(STATED TASK) Spot every line with the word "پارس" and return it.

(INPUT MATERIAL)
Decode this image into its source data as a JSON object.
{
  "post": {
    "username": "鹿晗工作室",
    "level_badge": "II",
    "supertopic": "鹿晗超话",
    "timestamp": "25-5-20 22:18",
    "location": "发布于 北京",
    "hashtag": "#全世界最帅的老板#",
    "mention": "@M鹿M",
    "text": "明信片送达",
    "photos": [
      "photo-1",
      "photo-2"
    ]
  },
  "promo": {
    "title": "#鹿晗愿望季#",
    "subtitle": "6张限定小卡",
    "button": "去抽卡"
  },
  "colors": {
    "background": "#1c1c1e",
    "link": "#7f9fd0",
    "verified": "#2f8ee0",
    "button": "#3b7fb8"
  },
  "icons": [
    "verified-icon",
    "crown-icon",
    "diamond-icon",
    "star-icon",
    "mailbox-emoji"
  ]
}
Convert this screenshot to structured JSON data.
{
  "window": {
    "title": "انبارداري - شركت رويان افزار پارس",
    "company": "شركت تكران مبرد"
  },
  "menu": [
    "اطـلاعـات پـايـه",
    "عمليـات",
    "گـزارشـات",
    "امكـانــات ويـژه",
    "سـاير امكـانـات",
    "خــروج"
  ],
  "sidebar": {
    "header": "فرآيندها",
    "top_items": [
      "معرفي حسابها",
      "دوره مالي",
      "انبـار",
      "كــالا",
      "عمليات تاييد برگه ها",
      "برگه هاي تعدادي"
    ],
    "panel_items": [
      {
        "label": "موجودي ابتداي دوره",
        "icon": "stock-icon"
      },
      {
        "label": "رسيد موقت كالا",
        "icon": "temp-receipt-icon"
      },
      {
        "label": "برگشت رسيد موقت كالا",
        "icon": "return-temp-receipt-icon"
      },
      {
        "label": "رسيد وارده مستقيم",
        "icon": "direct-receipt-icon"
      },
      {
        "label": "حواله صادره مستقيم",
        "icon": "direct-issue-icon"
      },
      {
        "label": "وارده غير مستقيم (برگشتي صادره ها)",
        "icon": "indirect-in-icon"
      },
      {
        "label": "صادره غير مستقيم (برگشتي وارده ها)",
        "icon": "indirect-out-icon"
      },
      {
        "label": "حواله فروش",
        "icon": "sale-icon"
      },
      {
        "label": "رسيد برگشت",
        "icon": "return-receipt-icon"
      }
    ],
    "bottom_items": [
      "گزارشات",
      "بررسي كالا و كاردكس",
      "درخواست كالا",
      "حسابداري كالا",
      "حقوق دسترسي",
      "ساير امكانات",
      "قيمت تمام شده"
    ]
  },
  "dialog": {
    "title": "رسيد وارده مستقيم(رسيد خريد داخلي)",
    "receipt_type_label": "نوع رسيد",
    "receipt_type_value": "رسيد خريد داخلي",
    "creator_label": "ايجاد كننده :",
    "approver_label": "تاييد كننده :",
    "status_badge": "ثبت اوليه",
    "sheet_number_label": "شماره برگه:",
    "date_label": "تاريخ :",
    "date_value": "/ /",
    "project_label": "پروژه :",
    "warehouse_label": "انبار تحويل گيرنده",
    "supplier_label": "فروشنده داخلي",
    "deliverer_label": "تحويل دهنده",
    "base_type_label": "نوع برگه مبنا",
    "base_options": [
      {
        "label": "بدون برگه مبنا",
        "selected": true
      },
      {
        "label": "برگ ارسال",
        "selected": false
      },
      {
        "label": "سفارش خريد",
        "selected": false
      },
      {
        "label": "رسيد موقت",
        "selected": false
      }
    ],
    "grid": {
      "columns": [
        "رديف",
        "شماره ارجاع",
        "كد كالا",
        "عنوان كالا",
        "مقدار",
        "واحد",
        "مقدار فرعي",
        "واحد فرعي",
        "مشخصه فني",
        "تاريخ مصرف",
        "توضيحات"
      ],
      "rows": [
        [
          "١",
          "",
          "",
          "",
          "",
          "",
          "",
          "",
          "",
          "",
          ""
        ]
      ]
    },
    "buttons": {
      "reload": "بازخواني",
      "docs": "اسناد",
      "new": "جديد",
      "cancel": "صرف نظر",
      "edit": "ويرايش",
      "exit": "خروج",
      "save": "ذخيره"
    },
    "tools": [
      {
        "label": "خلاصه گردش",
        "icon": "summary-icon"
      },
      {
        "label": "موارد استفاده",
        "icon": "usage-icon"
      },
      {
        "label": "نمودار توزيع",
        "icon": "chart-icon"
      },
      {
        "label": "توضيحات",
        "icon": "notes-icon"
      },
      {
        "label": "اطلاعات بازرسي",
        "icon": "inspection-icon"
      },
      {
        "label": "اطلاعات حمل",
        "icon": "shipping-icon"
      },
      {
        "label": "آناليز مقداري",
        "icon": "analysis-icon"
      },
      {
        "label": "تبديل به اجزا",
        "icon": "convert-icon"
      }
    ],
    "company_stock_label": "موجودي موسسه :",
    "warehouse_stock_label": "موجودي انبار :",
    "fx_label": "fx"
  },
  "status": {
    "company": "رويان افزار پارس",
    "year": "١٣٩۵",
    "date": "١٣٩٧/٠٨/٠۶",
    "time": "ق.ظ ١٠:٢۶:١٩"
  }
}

(FINAL RESULT)
    "title": "انبارداري - شركت رويان افزار پارس",
    "company": "رويان افزار پارس",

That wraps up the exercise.